(EXERCISE INSTRUCTIONS) Every record must be repeated exactly; omit any pictures they contain.

— Start —

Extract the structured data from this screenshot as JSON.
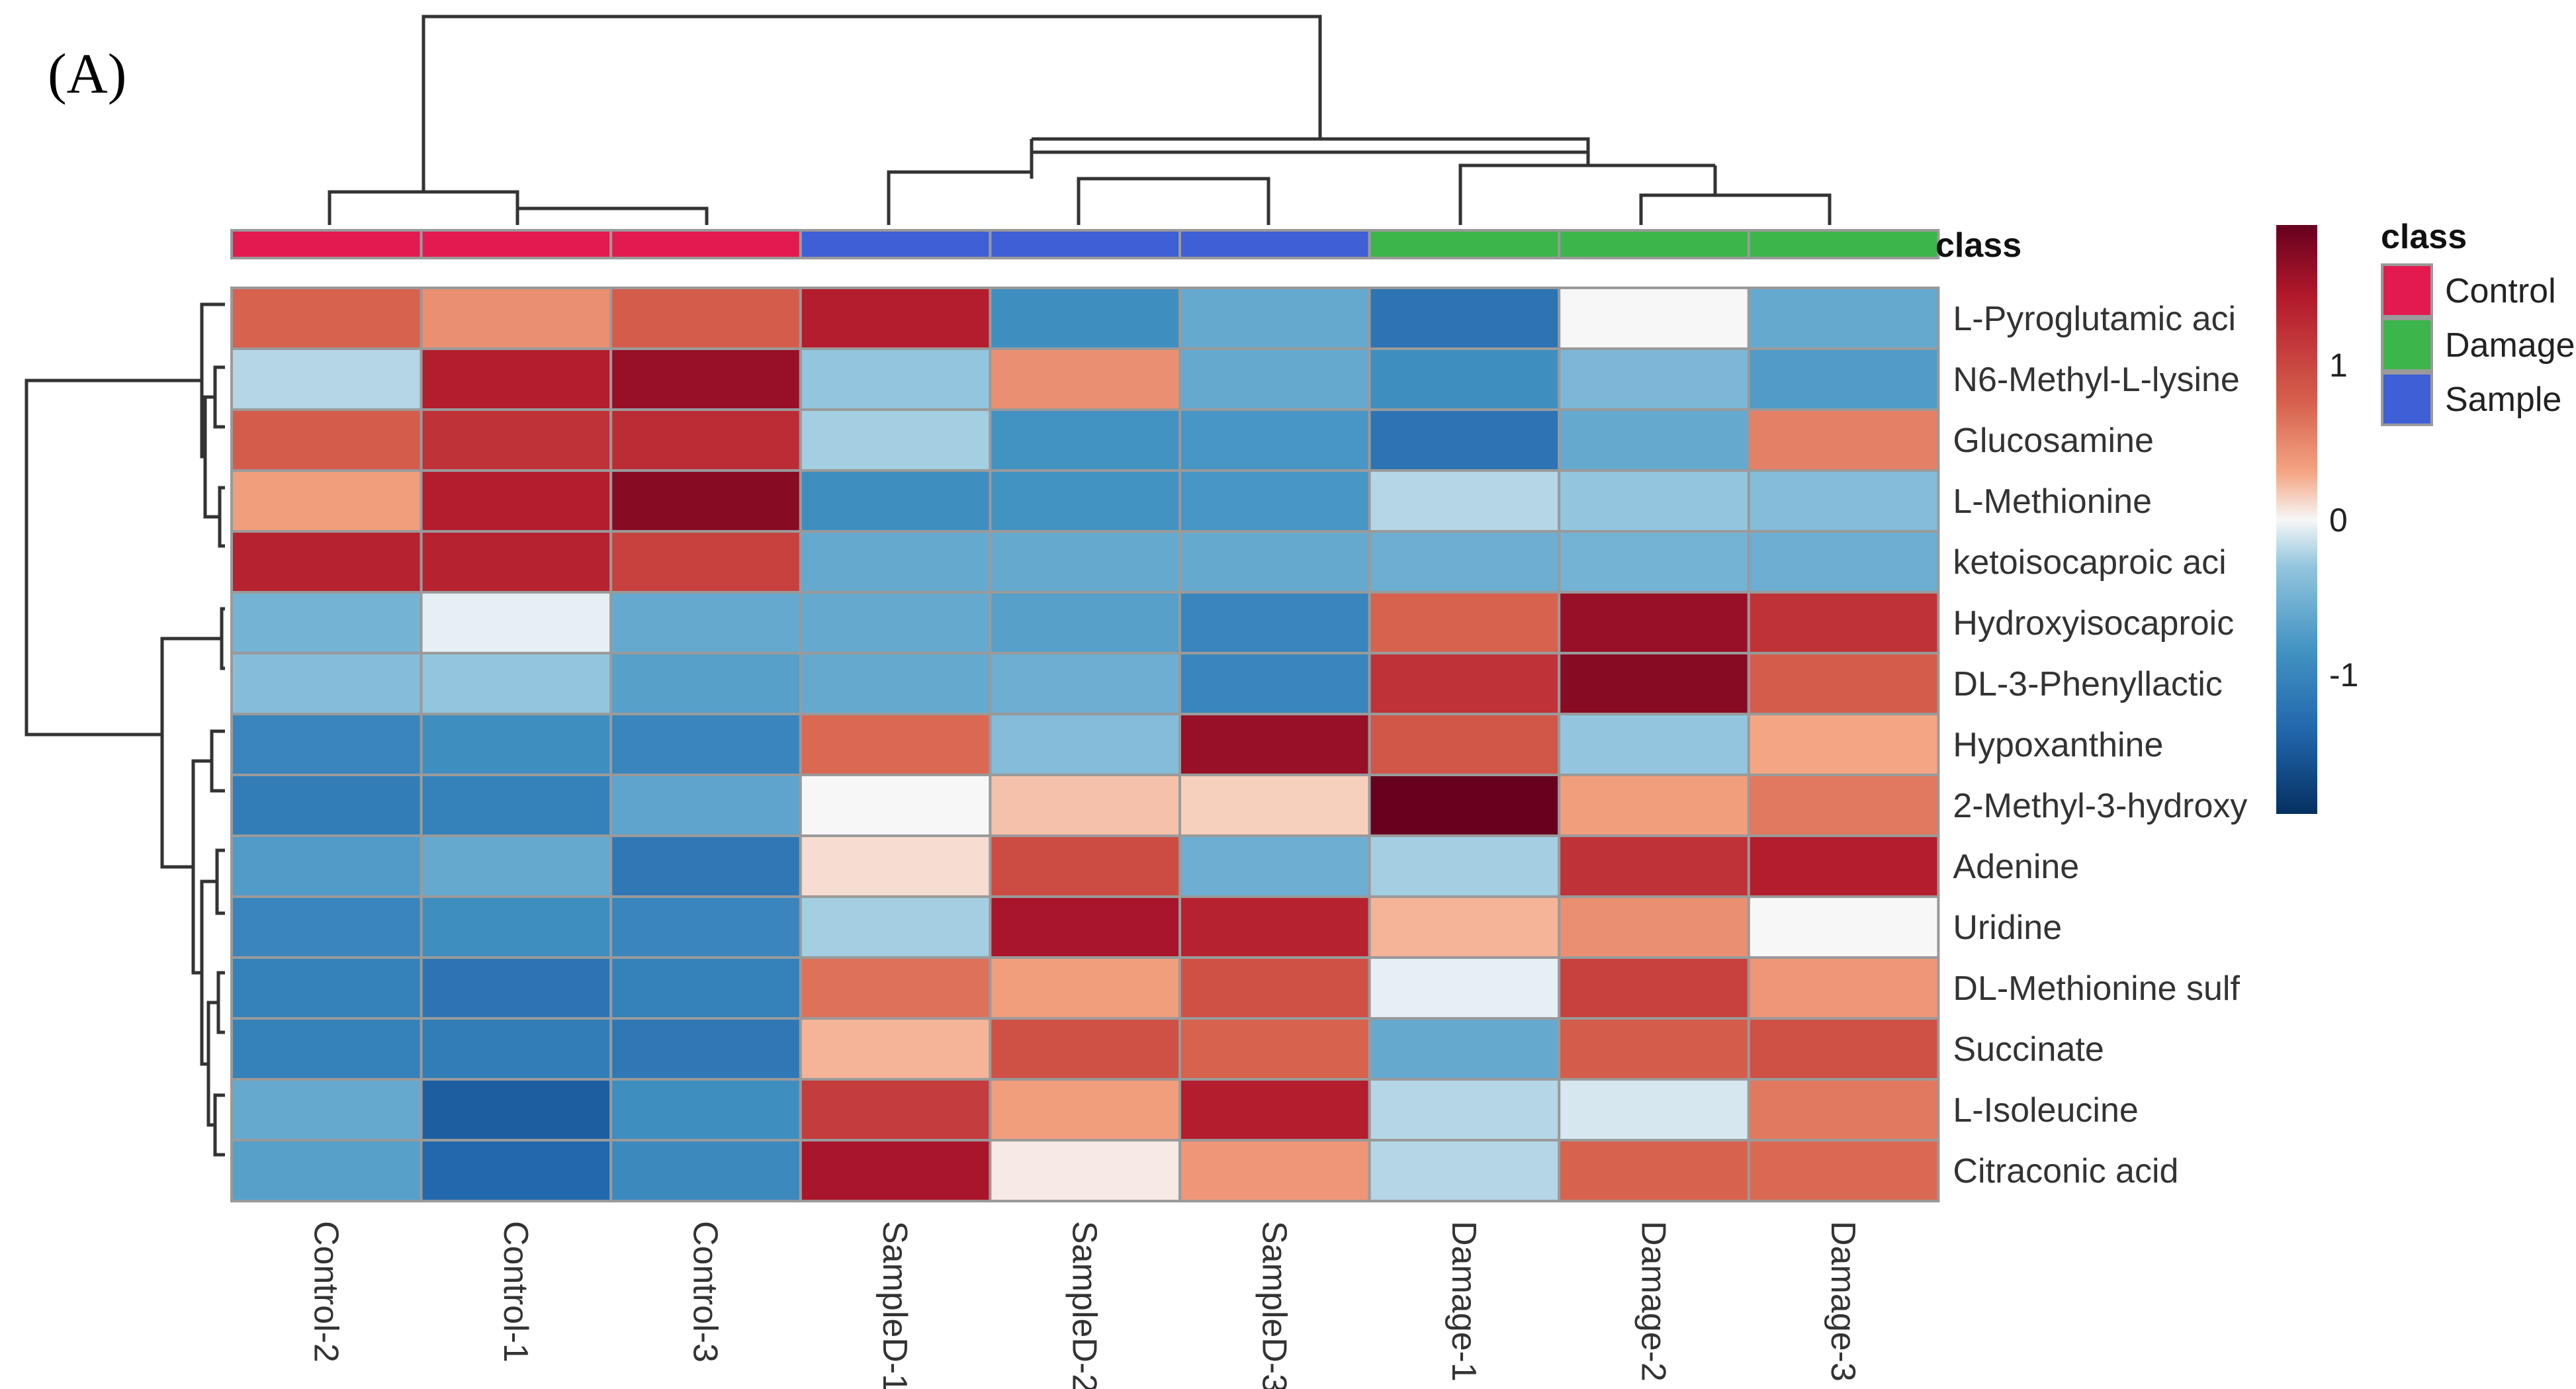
{
  "panel_label": "(A)",
  "chart_data": {
    "type": "heatmap",
    "columns": [
      "Control-2",
      "Control-1",
      "Control-3",
      "SampleD-1",
      "SampleD-2",
      "SampleD-3",
      "Damage-1",
      "Damage-2",
      "Damage-3"
    ],
    "column_classes": [
      "Control",
      "Control",
      "Control",
      "Sample",
      "Sample",
      "Sample",
      "Damage",
      "Damage",
      "Damage"
    ],
    "rows": [
      "L-Pyroglutamic aci",
      "N6-Methyl-L-lysine",
      "Glucosamine",
      "L-Methionine",
      "ketoisocaproic aci",
      "Hydroxyisocaproic",
      "DL-3-Phenyllactic",
      "Hypoxanthine",
      "2-Methyl-3-hydroxy",
      "Adenine",
      "Uridine",
      "DL-Methionine sulf",
      "Succinate",
      "L-Isoleucine",
      "Citraconic acid"
    ],
    "values": [
      [
        0.75,
        0.45,
        0.8,
        1.4,
        -0.9,
        -0.6,
        -1.2,
        0.0,
        -0.6
      ],
      [
        -0.2,
        1.4,
        1.6,
        -0.3,
        0.45,
        -0.6,
        -0.9,
        -0.45,
        -0.75
      ],
      [
        0.8,
        1.2,
        1.25,
        -0.25,
        -0.85,
        -0.8,
        -1.2,
        -0.6,
        0.55
      ],
      [
        0.35,
        1.4,
        1.7,
        -0.9,
        -0.85,
        -0.8,
        -0.2,
        -0.3,
        -0.4
      ],
      [
        1.35,
        1.35,
        1.05,
        -0.6,
        -0.6,
        -0.6,
        -0.55,
        -0.5,
        -0.55
      ],
      [
        -0.5,
        -0.05,
        -0.6,
        -0.6,
        -0.7,
        -1.0,
        0.75,
        1.6,
        1.2
      ],
      [
        -0.4,
        -0.3,
        -0.7,
        -0.6,
        -0.55,
        -1.0,
        1.2,
        1.7,
        0.8
      ],
      [
        -1.0,
        -0.9,
        -1.0,
        0.7,
        -0.4,
        1.6,
        0.85,
        -0.3,
        0.3
      ],
      [
        -1.1,
        -1.05,
        -0.65,
        0.0,
        0.2,
        0.15,
        1.9,
        0.35,
        0.6
      ],
      [
        -0.75,
        -0.6,
        -1.15,
        0.1,
        0.95,
        -0.55,
        -0.25,
        1.2,
        1.4
      ],
      [
        -1.0,
        -0.9,
        -1.0,
        -0.25,
        1.5,
        1.35,
        0.25,
        0.45,
        0.0
      ],
      [
        -1.05,
        -1.2,
        -1.05,
        0.65,
        0.35,
        0.9,
        -0.05,
        1.05,
        0.4
      ],
      [
        -1.05,
        -1.1,
        -1.15,
        0.25,
        0.9,
        0.75,
        -0.6,
        0.8,
        0.9
      ],
      [
        -0.6,
        -1.45,
        -0.9,
        1.1,
        0.35,
        1.4,
        -0.2,
        -0.1,
        0.6
      ],
      [
        -0.7,
        -1.35,
        -0.95,
        1.5,
        0.05,
        0.4,
        -0.2,
        0.75,
        0.7
      ]
    ],
    "color_scale": {
      "min": -1.9,
      "max": 1.9,
      "ticks": [
        1,
        0,
        -1
      ],
      "low_color": "#053061",
      "mid_color": "#f7f7f7",
      "high_color": "#67001f"
    },
    "class_legend": {
      "title": "class",
      "entries": [
        {
          "label": "Control",
          "color": "#e31a4f"
        },
        {
          "label": "Damage",
          "color": "#3cb54a"
        },
        {
          "label": "Sample",
          "color": "#3f5fd6"
        }
      ]
    },
    "class_bar_label": "class",
    "grid": true,
    "legend_position": "right"
  }
}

— End —

(RIGHT ANSWER)
Extract the structured data from this screenshot as JSON.
{
  "panel_label": "(A)",
  "chart_data": {
    "type": "heatmap",
    "columns": [
      "Control-2",
      "Control-1",
      "Control-3",
      "SampleD-1",
      "SampleD-2",
      "SampleD-3",
      "Damage-1",
      "Damage-2",
      "Damage-3"
    ],
    "column_classes": [
      "Control",
      "Control",
      "Control",
      "Sample",
      "Sample",
      "Sample",
      "Damage",
      "Damage",
      "Damage"
    ],
    "rows": [
      "L-Pyroglutamic aci",
      "N6-Methyl-L-lysine",
      "Glucosamine",
      "L-Methionine",
      "ketoisocaproic aci",
      "Hydroxyisocaproic",
      "DL-3-Phenyllactic",
      "Hypoxanthine",
      "2-Methyl-3-hydroxy",
      "Adenine",
      "Uridine",
      "DL-Methionine sulf",
      "Succinate",
      "L-Isoleucine",
      "Citraconic acid"
    ],
    "values": [
      [
        0.75,
        0.45,
        0.8,
        1.4,
        -0.9,
        -0.6,
        -1.2,
        0.0,
        -0.6
      ],
      [
        -0.2,
        1.4,
        1.6,
        -0.3,
        0.45,
        -0.6,
        -0.9,
        -0.45,
        -0.75
      ],
      [
        0.8,
        1.2,
        1.25,
        -0.25,
        -0.85,
        -0.8,
        -1.2,
        -0.6,
        0.55
      ],
      [
        0.35,
        1.4,
        1.7,
        -0.9,
        -0.85,
        -0.8,
        -0.2,
        -0.3,
        -0.4
      ],
      [
        1.35,
        1.35,
        1.05,
        -0.6,
        -0.6,
        -0.6,
        -0.55,
        -0.5,
        -0.55
      ],
      [
        -0.5,
        -0.05,
        -0.6,
        -0.6,
        -0.7,
        -1.0,
        0.75,
        1.6,
        1.2
      ],
      [
        -0.4,
        -0.3,
        -0.7,
        -0.6,
        -0.55,
        -1.0,
        1.2,
        1.7,
        0.8
      ],
      [
        -1.0,
        -0.9,
        -1.0,
        0.7,
        -0.4,
        1.6,
        0.85,
        -0.3,
        0.3
      ],
      [
        -1.1,
        -1.05,
        -0.65,
        0.0,
        0.2,
        0.15,
        1.9,
        0.35,
        0.6
      ],
      [
        -0.75,
        -0.6,
        -1.15,
        0.1,
        0.95,
        -0.55,
        -0.25,
        1.2,
        1.4
      ],
      [
        -1.0,
        -0.9,
        -1.0,
        -0.25,
        1.5,
        1.35,
        0.25,
        0.45,
        0.0
      ],
      [
        -1.05,
        -1.2,
        -1.05,
        0.65,
        0.35,
        0.9,
        -0.05,
        1.05,
        0.4
      ],
      [
        -1.05,
        -1.1,
        -1.15,
        0.25,
        0.9,
        0.75,
        -0.6,
        0.8,
        0.9
      ],
      [
        -0.6,
        -1.45,
        -0.9,
        1.1,
        0.35,
        1.4,
        -0.2,
        -0.1,
        0.6
      ],
      [
        -0.7,
        -1.35,
        -0.95,
        1.5,
        0.05,
        0.4,
        -0.2,
        0.75,
        0.7
      ]
    ],
    "color_scale": {
      "min": -1.9,
      "max": 1.9,
      "ticks": [
        1,
        0,
        -1
      ],
      "low_color": "#053061",
      "mid_color": "#f7f7f7",
      "high_color": "#67001f"
    },
    "class_legend": {
      "title": "class",
      "entries": [
        {
          "label": "Control",
          "color": "#e31a4f"
        },
        {
          "label": "Damage",
          "color": "#3cb54a"
        },
        {
          "label": "Sample",
          "color": "#3f5fd6"
        }
      ]
    },
    "class_bar_label": "class",
    "grid": true,
    "legend_position": "right"
  }
}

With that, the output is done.